■ Prompt:
Go through the lines below and copy each one that holds the string "arcmin".

[Collection entries]
<<<<
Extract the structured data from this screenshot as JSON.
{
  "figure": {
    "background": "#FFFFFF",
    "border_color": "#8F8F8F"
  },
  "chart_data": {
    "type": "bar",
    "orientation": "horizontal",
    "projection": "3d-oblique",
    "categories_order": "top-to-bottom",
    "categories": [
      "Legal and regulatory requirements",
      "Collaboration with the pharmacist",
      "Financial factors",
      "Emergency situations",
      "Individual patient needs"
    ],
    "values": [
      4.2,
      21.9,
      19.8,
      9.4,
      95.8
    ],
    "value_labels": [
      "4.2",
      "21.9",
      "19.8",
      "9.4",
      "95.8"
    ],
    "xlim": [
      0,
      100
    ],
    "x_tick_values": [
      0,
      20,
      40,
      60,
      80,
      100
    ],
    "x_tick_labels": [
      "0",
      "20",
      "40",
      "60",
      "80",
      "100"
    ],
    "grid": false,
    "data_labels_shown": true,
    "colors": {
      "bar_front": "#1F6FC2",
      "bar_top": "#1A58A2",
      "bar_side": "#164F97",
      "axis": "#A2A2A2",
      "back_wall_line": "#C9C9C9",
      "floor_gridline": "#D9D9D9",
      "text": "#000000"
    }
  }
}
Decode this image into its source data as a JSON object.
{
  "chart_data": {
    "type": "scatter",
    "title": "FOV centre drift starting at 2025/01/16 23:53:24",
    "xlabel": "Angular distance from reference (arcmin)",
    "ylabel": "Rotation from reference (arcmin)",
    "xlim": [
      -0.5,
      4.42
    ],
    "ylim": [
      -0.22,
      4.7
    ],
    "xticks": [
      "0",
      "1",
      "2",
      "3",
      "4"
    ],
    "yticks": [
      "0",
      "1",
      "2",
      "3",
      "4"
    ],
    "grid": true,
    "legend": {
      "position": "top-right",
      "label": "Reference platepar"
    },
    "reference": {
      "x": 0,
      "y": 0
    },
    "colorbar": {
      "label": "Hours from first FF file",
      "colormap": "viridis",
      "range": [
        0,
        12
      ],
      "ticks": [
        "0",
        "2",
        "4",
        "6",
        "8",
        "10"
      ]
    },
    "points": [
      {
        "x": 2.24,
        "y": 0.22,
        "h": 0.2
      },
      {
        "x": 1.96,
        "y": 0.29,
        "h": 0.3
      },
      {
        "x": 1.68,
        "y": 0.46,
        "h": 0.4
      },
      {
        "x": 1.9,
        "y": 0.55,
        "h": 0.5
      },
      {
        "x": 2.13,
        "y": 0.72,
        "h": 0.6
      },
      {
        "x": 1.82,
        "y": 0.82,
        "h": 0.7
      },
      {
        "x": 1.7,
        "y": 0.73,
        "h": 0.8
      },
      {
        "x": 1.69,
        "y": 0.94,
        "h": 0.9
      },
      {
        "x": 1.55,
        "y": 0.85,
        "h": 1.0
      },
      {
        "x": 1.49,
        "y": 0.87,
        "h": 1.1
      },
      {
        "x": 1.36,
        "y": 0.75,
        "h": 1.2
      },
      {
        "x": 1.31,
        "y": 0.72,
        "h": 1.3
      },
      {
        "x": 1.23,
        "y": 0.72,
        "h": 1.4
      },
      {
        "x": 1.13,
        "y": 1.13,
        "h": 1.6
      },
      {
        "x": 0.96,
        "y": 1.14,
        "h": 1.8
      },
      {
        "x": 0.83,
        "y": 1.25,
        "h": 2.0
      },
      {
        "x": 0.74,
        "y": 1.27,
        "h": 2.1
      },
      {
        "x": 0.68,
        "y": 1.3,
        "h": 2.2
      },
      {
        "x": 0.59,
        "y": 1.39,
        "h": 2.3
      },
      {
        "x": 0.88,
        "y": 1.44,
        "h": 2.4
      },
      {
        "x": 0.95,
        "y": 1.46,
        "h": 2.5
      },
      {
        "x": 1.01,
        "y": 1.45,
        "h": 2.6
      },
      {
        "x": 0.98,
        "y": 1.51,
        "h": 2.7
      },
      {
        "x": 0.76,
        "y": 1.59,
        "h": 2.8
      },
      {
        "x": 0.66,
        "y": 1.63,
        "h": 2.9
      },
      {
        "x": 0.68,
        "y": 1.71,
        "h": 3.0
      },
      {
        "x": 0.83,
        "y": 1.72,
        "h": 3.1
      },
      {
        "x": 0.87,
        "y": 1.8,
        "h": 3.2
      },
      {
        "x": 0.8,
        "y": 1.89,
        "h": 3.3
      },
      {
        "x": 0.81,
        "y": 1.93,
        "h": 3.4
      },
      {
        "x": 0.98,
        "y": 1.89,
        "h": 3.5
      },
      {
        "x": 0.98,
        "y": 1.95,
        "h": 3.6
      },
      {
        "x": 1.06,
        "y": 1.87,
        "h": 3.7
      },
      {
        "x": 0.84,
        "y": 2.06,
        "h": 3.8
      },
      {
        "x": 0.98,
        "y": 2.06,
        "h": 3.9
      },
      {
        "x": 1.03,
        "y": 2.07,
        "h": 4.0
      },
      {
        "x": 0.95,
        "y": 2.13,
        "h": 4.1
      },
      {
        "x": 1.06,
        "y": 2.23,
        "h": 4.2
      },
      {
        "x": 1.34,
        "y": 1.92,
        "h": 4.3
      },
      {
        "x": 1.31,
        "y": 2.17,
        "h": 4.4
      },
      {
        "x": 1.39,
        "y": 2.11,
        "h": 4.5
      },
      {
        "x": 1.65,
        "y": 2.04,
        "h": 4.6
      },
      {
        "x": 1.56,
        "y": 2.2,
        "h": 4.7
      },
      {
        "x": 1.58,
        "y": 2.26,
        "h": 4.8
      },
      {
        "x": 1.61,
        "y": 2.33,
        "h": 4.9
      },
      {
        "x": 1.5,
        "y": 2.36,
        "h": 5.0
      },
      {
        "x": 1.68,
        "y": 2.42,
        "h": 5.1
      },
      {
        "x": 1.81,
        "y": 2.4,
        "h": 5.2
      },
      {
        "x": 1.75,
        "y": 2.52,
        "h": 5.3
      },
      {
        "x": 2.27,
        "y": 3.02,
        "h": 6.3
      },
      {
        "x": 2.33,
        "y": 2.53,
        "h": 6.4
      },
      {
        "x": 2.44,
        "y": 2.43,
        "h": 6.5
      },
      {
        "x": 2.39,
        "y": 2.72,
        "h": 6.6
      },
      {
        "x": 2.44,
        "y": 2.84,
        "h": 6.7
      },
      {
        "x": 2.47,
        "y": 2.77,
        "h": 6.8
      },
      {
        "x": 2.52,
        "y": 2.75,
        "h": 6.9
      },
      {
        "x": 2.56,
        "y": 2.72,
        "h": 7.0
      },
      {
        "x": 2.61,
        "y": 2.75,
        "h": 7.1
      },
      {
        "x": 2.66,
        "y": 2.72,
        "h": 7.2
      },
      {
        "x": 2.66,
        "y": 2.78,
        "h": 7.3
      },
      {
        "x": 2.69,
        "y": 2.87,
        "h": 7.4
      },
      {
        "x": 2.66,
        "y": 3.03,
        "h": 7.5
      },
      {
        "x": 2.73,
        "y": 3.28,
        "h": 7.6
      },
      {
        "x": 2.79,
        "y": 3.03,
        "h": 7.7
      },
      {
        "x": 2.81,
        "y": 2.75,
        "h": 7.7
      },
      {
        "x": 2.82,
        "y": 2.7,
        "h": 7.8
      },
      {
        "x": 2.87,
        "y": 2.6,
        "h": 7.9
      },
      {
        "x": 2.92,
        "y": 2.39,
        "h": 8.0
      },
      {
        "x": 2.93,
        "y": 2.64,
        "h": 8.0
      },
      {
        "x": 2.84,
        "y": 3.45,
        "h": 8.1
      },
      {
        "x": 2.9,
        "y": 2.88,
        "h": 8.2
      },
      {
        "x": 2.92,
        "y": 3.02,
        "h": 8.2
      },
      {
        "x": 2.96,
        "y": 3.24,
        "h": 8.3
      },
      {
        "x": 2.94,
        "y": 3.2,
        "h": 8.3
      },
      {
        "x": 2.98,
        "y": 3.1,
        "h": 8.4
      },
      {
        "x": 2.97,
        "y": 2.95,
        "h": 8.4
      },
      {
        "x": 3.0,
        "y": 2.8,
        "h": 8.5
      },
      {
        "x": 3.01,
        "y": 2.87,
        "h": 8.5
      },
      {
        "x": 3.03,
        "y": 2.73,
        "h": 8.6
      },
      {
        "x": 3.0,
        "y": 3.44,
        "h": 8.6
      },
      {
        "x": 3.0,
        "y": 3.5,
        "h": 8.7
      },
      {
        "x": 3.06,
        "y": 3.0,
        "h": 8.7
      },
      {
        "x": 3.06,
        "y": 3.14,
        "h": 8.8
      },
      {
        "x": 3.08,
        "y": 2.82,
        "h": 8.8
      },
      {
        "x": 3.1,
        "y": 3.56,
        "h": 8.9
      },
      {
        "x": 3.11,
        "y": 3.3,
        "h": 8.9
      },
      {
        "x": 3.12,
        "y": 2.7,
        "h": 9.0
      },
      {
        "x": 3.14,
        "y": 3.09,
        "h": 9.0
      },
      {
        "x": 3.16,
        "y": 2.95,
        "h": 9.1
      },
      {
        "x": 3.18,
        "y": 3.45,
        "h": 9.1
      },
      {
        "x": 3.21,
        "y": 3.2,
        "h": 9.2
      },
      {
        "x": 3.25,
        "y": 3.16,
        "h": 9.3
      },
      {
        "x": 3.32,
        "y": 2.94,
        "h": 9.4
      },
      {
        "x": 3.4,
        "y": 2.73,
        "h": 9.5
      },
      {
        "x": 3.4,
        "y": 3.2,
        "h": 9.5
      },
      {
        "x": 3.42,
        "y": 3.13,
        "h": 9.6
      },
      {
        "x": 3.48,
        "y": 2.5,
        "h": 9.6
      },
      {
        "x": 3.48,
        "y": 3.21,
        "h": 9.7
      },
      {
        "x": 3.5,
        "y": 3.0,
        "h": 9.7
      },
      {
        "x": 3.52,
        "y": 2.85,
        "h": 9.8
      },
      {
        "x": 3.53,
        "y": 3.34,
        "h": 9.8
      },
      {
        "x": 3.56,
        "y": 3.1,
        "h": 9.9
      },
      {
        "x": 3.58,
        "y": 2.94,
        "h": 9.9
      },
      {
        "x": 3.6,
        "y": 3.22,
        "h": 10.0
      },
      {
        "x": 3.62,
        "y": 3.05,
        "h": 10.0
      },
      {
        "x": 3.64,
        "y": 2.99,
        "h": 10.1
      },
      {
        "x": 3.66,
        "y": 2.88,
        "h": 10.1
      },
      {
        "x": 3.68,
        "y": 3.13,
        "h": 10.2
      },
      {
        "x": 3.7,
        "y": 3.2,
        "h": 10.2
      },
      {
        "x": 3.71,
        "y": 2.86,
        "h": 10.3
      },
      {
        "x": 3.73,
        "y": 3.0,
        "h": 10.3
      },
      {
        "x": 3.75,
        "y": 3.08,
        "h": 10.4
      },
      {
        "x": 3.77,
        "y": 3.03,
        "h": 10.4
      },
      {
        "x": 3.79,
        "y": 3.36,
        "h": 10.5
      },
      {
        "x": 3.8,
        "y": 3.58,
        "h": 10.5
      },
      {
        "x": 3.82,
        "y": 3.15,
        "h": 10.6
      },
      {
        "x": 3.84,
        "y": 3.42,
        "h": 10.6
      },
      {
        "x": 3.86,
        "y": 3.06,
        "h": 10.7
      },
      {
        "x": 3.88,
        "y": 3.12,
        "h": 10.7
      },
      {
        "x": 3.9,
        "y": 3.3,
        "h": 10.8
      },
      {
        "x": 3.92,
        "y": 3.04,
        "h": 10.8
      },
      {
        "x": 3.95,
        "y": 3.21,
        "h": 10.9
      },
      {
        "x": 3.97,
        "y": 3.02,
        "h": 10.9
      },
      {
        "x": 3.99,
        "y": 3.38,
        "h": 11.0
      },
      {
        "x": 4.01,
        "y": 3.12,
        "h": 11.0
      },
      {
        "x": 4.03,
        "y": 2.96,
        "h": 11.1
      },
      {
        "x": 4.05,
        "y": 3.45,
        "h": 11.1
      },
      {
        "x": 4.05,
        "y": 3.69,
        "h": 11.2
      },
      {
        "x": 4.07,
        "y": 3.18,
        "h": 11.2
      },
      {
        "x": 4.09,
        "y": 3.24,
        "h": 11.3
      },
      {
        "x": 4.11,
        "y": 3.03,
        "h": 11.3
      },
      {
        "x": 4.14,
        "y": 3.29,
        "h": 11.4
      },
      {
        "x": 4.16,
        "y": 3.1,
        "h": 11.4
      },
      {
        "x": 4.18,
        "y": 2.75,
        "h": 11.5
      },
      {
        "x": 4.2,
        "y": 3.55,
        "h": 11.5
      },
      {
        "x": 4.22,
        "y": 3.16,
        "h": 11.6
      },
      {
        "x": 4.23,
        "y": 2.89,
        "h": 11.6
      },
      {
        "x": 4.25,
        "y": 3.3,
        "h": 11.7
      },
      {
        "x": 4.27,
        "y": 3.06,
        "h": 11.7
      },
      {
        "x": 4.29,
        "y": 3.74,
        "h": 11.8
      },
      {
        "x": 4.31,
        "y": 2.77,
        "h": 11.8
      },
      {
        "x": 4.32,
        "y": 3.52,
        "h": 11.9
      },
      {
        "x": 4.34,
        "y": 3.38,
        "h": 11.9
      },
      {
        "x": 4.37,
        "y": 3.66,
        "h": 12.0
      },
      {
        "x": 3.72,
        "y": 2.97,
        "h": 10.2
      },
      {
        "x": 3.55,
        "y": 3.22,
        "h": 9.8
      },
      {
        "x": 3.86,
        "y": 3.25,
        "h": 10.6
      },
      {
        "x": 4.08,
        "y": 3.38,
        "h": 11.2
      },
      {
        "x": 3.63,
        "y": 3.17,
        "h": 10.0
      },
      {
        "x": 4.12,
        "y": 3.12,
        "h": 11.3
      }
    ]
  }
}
>>>>
■ Problem solution:
    "xlabel": "Angular distance from reference (arcmin)",
    "ylabel": "Rotation from reference (arcmin)",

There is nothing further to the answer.